Each entry below is to be extracted exactly.

|---|

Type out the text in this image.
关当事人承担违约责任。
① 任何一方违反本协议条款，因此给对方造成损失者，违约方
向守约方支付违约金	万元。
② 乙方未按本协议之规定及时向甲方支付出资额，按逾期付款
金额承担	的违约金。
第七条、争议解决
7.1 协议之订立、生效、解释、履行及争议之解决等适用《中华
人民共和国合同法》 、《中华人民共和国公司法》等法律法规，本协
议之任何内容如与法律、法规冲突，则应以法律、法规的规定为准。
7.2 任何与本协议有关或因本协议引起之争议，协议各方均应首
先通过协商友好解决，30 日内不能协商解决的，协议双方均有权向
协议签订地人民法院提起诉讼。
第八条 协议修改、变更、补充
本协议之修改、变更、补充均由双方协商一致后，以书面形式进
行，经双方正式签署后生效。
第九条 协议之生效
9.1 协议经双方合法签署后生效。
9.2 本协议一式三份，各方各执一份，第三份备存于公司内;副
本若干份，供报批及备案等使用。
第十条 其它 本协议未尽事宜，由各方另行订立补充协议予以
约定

|---|

OUTPUT BELOW:
Type out the text in this image.
关当事人承担违约责任。
① 任何一方违反本协议条款，因此给对方造成损失者，违约方
向守约方支付违约金	万元。
② 乙方未按本协议之规定及时向甲方支付出资额，按逾期付款
金额承担	的违约金。
第七条、争议解决
7.1 协议之订立、生效、解释、履行及争议之解决等适用《中华
人民共和国合同法》 、《中华人民共和国公司法》等法律法规，本协
议之任何内容如与法律、法规冲突，则应以法律、法规的规定为准。
7.2 任何与本协议有关或因本协议引起之争议，协议各方均应首
先通过协商友好解决，30 日内不能协商解决的，协议双方均有权向
协议签订地人民法院提起诉讼。
第八条 协议修改、变更、补充
本协议之修改、变更、补充均由双方协商一致后，以书面形式进
行，经双方正式签署后生效。
第九条 协议之生效
9.1 协议经双方合法签署后生效。
9.2 本协议一式三份，各方各执一份，第三份备存于公司内;副
本若干份，供报批及备案等使用。
第十条 其它 本协议未尽事宜，由各方另行订立补充协议予以
约定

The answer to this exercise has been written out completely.